Search the records for "dcha" and copy each line that holds it.

▶ _Extracted records_:
————
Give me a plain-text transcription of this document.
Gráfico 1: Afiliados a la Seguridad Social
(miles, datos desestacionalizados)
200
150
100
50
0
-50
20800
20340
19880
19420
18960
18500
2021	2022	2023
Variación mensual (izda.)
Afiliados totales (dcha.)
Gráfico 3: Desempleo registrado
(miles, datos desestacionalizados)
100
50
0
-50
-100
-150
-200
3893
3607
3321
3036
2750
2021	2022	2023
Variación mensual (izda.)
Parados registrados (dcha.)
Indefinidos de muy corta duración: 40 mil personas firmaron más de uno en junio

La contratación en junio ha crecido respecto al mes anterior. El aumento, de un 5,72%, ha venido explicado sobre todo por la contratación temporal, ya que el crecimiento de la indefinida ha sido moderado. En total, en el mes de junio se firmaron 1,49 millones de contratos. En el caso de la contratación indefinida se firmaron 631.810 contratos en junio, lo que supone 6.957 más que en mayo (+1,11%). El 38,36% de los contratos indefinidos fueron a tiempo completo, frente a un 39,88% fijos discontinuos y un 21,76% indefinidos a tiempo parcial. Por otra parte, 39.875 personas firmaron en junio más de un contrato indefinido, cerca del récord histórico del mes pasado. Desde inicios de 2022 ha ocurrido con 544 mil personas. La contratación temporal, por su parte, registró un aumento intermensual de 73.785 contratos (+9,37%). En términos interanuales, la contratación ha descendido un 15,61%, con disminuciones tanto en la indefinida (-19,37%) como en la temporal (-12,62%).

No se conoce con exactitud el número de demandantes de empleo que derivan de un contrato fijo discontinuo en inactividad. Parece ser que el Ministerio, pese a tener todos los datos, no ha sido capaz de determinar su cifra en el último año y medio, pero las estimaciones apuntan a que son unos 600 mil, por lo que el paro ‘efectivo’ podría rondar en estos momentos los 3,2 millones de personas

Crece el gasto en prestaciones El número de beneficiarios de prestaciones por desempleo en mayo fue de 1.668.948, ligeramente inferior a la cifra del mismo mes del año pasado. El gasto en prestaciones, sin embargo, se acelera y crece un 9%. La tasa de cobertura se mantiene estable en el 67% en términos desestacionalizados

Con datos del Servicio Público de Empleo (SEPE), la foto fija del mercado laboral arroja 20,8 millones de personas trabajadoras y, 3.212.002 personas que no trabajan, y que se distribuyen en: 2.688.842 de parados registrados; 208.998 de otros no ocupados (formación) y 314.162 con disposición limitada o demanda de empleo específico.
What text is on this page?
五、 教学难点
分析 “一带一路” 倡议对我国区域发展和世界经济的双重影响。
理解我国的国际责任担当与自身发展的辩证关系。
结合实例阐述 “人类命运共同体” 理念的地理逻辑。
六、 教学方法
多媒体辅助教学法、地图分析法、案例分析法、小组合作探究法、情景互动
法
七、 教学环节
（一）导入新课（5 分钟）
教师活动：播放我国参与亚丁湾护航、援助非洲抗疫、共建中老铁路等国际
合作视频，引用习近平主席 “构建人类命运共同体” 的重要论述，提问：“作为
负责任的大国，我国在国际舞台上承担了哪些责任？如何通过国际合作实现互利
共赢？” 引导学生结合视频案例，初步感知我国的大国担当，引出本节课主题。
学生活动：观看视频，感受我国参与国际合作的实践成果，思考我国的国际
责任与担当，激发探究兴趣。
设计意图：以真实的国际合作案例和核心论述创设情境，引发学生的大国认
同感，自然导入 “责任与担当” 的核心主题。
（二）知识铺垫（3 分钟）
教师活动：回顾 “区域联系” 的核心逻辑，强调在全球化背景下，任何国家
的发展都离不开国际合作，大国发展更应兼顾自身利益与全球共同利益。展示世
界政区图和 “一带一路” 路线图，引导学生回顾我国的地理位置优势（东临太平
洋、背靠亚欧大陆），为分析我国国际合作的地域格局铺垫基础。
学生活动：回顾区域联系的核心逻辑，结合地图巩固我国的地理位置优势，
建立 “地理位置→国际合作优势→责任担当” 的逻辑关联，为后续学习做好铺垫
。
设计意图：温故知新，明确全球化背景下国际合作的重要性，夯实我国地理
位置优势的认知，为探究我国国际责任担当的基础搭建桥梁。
————
▶ _RESPONSE_:
Afiliados totales (dcha.)
Parados registrados (dcha.)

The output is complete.